■ **WHAT IS BEING ASKED**:
Count every line in the data below where "value" occurs, then state that number and nothing more.
━━━
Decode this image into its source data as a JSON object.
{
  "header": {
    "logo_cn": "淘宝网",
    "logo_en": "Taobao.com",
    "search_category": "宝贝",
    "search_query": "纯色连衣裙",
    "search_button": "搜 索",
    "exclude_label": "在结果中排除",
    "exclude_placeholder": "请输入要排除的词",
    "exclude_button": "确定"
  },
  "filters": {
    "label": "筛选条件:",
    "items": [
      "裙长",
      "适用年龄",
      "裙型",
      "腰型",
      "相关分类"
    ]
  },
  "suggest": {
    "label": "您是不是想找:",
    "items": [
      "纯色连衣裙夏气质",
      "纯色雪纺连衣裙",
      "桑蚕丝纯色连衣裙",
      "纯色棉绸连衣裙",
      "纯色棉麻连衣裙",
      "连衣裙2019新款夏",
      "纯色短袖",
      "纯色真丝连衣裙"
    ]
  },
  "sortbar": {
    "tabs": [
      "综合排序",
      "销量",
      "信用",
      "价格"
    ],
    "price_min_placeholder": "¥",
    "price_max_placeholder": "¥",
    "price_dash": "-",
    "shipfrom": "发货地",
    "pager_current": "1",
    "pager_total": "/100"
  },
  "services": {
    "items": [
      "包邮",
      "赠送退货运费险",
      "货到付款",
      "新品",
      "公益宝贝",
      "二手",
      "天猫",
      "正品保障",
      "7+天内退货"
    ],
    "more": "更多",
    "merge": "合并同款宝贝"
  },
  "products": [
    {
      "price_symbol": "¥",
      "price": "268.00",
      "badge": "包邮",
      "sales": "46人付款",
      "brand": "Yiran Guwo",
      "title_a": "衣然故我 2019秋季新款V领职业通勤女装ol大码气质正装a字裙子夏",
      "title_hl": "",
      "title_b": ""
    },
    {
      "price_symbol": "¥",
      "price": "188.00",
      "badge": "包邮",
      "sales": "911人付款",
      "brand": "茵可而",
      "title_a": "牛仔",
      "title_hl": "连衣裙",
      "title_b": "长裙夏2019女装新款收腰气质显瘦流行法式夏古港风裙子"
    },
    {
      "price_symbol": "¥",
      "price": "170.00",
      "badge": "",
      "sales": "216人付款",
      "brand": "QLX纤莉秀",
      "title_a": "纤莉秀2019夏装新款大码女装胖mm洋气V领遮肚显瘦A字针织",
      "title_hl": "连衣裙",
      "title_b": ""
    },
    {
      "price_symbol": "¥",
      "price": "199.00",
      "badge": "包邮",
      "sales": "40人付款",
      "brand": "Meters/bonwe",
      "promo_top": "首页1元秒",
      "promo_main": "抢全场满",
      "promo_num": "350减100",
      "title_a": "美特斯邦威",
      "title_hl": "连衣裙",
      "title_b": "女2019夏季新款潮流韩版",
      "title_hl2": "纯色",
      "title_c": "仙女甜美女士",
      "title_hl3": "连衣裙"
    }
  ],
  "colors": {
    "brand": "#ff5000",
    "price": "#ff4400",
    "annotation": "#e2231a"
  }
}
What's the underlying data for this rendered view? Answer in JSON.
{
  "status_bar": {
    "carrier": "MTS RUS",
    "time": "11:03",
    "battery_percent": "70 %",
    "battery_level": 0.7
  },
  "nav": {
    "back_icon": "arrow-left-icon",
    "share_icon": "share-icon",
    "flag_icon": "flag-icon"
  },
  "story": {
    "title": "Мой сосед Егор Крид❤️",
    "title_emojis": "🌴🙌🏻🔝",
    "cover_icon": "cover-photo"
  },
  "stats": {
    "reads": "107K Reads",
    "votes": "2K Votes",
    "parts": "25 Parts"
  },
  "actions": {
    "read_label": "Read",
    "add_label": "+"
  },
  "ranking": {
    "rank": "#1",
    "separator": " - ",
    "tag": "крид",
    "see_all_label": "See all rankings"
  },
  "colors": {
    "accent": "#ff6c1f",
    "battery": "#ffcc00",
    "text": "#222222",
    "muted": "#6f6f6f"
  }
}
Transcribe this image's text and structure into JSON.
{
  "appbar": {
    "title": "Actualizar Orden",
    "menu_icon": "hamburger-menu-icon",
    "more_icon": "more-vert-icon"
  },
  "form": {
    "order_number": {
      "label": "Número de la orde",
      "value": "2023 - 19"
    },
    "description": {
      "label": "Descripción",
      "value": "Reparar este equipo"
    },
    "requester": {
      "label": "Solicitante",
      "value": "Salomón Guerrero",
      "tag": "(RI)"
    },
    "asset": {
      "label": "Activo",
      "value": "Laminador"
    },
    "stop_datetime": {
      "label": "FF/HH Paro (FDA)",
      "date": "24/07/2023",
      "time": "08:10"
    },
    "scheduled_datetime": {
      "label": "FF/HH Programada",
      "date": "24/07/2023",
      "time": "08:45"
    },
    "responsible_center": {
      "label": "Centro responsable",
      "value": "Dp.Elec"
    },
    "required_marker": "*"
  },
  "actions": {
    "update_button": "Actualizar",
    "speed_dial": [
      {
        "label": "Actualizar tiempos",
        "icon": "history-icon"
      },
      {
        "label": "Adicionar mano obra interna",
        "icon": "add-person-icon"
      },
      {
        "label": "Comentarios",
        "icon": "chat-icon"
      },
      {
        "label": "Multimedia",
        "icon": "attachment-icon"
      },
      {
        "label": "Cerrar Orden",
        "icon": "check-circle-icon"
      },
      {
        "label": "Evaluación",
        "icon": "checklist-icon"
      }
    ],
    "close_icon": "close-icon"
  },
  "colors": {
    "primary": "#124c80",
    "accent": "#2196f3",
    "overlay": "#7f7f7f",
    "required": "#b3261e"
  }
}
━━━
■ **SOLVED PROBLEM**:
5